# Problems to solve:
**a.** Please translate this sentence from the minimum wage article into Spanish: "The grassroots feel that something should be done by the government."
**b.** Rewrite the minimum wage article starting with "The general council" and going on through "its next move.", renaming "general council" as "executive committee".

# Text extract:
════════

PENANG, Malaysia - This country's umbrella
trade-union body is pressing ahead with its
campaign for a minimum wage despite the
government's stand that such a benchmark would put
off foreign investors seeking a low-cost
environment.
The Malaysian Trades Union
Congress (MTUC) has stepped up its eight-year-long
campaign, which would mainly benefit
private-sector workers, after the government
awarded hefty pay raises to
civil
servants in May that in effect lifted
junior-ranking staff above the official poverty
line.
The general council of the MTUC, a
federation of unions representing all major
industries and sectors with a total of about
500,000 members, is due to meet this Thursday to
discuss its next move.
"I don't want to
preempt my colleagues on the council, but I would
say sentiment is brewing," said Abdul Razak Abdul
Hamid, the MTUC's Penang division chairman. "The
grassroots feel that something should be done by
the government."

════════

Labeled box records
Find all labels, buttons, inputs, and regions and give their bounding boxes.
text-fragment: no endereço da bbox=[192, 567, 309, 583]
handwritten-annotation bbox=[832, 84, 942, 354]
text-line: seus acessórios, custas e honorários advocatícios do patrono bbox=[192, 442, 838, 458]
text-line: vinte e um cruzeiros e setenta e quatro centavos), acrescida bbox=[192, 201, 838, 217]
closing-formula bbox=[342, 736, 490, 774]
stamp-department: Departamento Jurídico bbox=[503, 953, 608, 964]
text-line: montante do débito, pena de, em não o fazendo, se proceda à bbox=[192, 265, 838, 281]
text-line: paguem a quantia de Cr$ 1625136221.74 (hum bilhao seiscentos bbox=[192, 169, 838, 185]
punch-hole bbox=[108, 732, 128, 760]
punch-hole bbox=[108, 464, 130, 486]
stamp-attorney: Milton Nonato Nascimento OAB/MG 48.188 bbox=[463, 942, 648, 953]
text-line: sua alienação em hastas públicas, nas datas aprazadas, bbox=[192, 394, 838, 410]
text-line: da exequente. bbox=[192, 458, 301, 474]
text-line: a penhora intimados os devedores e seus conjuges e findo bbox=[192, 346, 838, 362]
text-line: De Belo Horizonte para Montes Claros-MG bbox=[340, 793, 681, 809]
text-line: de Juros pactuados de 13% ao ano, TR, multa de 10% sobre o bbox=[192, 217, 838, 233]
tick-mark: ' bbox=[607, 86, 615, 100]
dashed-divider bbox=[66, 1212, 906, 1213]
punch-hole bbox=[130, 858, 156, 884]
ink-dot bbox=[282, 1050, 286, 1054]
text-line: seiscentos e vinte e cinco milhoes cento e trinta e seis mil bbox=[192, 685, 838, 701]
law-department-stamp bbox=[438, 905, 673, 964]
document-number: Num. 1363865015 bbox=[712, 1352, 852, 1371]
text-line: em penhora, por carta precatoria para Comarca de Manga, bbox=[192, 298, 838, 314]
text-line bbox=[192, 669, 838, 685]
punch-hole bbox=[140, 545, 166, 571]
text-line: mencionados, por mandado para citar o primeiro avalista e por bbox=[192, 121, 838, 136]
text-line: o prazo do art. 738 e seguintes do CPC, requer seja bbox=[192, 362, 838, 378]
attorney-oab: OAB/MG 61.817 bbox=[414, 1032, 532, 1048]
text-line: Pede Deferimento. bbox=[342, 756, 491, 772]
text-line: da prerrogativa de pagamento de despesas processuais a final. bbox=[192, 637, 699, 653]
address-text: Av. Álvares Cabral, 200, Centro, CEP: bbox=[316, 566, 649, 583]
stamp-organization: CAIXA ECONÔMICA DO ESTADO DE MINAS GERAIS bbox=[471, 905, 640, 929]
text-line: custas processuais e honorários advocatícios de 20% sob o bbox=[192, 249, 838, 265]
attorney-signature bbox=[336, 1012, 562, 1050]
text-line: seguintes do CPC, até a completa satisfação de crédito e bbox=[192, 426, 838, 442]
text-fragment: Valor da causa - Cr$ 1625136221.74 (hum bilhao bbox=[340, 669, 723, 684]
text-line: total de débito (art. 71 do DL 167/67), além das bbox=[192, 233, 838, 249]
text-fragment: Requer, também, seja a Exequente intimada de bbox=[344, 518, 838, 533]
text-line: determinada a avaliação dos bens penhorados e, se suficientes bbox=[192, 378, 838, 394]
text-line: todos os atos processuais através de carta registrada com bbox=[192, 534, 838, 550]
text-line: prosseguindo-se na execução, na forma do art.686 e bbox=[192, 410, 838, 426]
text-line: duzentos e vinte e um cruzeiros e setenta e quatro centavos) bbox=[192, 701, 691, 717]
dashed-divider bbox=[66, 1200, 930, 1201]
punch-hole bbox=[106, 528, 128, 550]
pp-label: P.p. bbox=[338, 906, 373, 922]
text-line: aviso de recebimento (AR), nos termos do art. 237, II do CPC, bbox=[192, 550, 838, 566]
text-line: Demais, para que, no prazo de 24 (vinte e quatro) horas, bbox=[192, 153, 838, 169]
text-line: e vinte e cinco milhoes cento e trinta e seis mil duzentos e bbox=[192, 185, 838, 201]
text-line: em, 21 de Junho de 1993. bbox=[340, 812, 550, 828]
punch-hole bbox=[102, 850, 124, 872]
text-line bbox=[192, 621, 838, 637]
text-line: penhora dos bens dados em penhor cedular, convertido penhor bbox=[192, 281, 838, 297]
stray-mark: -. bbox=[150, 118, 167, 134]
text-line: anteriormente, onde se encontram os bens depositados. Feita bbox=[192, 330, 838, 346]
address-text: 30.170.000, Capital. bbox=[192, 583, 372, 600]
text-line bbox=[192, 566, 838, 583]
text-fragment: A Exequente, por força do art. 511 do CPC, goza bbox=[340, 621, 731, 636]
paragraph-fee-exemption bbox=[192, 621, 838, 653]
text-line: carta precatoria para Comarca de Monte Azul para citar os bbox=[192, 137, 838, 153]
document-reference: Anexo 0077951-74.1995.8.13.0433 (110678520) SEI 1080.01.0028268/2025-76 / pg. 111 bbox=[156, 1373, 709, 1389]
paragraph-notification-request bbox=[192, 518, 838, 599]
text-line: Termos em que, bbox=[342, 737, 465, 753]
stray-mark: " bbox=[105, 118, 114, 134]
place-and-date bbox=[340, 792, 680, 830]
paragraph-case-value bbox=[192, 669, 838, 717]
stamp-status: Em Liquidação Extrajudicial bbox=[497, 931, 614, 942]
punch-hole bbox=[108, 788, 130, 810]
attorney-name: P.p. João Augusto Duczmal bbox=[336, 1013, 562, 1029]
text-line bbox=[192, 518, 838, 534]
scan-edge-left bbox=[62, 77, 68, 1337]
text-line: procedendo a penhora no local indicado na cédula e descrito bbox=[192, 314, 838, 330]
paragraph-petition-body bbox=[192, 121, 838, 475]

════════

# Results:
**a.** Las bases consideran que el gobierno debería hacer algo.

**b.**
The executive committee of the MTUC, a
federation of unions representing all major
industries and sectors with a total of about
500,000 members, is due to meet this Thursday to
discuss its next move.